Stored items from a collection:
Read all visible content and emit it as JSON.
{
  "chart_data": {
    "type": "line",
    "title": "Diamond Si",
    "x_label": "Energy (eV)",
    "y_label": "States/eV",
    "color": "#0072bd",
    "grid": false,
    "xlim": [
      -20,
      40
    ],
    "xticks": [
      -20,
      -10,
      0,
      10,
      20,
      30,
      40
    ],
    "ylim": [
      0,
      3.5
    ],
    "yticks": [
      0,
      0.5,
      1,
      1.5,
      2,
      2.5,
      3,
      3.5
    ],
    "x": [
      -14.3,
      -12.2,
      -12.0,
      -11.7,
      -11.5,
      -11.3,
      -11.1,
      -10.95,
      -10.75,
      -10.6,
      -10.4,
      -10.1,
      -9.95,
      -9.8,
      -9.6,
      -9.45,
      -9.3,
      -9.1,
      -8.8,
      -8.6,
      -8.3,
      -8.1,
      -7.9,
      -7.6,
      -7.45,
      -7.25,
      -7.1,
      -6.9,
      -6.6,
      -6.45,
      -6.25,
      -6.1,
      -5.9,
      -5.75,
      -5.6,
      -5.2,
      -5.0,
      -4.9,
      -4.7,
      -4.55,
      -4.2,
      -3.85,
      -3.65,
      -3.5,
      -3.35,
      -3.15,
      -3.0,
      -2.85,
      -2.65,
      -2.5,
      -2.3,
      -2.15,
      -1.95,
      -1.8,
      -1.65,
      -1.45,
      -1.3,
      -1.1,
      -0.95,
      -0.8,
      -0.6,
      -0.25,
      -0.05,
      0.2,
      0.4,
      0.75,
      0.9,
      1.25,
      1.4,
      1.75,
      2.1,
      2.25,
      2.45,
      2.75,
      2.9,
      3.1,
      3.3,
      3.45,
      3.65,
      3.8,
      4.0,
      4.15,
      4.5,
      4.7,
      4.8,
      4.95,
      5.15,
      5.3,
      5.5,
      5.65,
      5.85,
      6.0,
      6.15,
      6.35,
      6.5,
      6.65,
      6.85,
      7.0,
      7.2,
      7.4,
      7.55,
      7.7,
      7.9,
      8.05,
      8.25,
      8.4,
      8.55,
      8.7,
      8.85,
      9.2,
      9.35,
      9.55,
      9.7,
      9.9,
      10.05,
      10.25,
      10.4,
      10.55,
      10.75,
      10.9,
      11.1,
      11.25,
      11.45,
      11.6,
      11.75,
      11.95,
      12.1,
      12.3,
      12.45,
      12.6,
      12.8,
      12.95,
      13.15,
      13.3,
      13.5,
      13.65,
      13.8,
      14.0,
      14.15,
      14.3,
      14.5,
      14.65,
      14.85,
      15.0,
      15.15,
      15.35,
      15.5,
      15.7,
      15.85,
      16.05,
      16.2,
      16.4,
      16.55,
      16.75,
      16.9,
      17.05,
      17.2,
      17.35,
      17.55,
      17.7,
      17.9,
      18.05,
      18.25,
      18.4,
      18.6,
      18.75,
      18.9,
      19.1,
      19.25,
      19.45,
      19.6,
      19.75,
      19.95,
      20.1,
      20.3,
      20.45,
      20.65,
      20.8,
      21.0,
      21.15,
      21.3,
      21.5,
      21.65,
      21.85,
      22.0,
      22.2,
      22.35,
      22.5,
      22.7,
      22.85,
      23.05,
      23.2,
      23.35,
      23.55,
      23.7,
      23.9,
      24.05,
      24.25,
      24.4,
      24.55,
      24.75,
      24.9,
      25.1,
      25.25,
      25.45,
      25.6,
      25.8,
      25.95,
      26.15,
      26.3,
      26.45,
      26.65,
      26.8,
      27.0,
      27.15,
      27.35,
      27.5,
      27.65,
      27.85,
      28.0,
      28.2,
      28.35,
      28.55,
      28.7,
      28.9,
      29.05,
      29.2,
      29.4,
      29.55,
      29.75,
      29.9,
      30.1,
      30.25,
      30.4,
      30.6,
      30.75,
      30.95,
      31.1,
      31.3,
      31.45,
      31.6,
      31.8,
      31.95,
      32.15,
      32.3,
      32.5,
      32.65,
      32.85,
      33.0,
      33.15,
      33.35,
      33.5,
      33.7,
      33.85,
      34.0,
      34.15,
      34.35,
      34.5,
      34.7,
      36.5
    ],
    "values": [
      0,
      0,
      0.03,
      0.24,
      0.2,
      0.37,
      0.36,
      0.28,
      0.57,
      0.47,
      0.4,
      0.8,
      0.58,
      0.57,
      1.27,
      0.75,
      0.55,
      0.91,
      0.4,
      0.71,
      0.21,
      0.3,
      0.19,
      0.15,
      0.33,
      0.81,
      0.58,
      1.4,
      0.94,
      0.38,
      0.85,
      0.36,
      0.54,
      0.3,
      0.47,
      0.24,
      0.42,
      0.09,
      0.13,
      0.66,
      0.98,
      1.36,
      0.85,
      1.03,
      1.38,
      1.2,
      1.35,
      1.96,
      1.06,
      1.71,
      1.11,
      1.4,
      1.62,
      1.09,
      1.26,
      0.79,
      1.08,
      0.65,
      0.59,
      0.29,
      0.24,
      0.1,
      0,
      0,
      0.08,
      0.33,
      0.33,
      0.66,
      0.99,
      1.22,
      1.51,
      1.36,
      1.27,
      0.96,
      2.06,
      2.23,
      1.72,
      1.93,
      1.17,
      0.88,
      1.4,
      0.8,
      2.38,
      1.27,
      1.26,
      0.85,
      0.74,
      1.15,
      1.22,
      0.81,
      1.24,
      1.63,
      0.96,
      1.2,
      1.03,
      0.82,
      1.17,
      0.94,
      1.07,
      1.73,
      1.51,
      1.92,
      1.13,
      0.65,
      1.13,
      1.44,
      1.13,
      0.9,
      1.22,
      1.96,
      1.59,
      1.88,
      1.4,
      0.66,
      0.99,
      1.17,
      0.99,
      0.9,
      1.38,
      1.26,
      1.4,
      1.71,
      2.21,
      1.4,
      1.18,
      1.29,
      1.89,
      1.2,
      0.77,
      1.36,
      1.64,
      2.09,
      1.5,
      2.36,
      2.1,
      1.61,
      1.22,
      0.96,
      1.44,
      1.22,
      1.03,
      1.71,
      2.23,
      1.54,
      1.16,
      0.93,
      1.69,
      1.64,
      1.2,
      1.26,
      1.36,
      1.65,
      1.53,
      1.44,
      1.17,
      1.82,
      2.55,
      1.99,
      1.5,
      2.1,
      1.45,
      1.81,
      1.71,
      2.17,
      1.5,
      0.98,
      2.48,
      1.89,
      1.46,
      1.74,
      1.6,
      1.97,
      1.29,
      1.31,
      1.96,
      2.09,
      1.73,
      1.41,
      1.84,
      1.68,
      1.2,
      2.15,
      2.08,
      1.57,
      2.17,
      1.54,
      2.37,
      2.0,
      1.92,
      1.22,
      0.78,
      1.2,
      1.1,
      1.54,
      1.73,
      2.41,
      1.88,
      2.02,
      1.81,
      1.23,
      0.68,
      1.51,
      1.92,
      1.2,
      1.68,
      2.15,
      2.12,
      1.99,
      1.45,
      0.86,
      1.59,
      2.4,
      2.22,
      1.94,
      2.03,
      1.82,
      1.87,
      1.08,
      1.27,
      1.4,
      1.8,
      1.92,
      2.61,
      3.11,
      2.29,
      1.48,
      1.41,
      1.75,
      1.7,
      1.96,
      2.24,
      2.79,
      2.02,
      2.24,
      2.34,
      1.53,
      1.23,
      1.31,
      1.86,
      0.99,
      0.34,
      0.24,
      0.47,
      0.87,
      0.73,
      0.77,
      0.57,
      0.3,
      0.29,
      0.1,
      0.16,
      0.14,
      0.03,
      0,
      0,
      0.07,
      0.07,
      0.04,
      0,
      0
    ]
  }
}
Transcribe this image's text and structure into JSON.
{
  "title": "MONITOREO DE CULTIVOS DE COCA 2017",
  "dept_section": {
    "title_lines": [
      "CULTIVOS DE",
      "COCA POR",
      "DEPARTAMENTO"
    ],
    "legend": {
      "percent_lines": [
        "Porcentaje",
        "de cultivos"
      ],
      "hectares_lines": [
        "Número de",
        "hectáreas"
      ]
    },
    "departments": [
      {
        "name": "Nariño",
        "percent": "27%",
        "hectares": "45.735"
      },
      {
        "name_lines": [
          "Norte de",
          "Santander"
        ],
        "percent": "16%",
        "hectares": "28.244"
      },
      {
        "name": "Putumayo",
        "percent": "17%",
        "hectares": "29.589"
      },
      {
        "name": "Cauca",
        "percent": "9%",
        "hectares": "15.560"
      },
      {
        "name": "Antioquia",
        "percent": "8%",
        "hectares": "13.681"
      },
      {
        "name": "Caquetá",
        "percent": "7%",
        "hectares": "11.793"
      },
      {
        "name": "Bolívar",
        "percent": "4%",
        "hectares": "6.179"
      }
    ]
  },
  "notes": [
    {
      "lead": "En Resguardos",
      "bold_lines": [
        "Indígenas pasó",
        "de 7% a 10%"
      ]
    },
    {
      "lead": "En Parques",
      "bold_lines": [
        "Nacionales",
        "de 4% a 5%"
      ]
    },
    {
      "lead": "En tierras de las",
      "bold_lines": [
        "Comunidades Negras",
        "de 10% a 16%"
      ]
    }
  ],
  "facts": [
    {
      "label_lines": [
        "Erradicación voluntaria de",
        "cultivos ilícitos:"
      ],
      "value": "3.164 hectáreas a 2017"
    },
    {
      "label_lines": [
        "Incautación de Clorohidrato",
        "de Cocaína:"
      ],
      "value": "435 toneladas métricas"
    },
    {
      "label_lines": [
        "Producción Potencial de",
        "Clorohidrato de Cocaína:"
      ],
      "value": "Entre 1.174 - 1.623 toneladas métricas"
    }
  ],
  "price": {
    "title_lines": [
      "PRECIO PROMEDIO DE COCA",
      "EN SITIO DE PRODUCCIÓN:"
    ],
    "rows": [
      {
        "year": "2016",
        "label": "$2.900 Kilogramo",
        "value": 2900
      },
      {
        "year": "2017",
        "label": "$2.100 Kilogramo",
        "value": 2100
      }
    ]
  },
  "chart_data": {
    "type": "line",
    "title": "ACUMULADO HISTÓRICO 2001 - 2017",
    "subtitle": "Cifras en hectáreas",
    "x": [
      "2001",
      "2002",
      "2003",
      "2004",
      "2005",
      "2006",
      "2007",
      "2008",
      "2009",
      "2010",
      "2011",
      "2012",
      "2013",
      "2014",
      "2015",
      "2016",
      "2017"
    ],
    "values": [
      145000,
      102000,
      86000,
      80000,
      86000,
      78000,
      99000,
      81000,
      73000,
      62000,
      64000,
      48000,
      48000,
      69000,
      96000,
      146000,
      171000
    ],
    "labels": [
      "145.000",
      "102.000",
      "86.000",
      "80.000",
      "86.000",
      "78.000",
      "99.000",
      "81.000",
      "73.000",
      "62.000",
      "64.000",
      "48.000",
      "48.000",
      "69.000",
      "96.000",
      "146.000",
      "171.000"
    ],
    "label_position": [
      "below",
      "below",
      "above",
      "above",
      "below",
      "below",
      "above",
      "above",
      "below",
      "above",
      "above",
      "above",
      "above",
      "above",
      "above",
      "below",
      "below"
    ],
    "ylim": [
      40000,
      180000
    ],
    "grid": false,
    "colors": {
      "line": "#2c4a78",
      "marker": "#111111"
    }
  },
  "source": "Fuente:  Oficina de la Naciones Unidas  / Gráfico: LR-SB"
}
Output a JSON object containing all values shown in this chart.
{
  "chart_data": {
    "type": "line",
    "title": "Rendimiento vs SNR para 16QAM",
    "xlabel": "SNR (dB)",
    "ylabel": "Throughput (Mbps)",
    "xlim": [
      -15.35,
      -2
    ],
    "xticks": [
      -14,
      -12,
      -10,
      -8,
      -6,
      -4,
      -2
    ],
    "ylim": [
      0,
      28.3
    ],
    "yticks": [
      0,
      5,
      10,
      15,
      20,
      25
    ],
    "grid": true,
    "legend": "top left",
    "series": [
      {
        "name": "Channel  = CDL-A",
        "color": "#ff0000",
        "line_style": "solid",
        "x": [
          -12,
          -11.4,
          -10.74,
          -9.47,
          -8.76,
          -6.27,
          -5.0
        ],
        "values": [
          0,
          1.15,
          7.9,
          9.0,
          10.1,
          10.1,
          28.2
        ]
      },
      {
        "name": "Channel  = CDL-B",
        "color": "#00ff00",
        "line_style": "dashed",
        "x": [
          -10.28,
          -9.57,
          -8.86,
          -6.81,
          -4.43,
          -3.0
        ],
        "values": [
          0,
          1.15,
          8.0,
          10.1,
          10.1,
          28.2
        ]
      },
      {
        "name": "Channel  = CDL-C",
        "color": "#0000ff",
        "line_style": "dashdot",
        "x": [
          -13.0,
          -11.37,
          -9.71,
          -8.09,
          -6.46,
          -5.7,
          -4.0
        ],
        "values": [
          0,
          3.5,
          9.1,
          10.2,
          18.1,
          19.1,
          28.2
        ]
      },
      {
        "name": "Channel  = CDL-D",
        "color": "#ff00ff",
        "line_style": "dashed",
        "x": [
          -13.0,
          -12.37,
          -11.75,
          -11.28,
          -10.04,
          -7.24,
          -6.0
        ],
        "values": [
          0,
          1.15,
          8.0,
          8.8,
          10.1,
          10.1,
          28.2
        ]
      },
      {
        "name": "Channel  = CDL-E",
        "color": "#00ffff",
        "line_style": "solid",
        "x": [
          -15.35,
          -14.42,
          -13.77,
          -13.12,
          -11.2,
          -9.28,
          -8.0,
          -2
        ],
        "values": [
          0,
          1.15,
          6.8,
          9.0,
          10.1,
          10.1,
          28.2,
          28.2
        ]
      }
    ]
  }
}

> **Directions**:
In the entries above, identify every line with the word "hectáreas". Copy those lines.

> **Task result**:
        "hectáreas"
      "value": "3.164 hectáreas a 2017"
    "subtitle": "Cifras en hectáreas",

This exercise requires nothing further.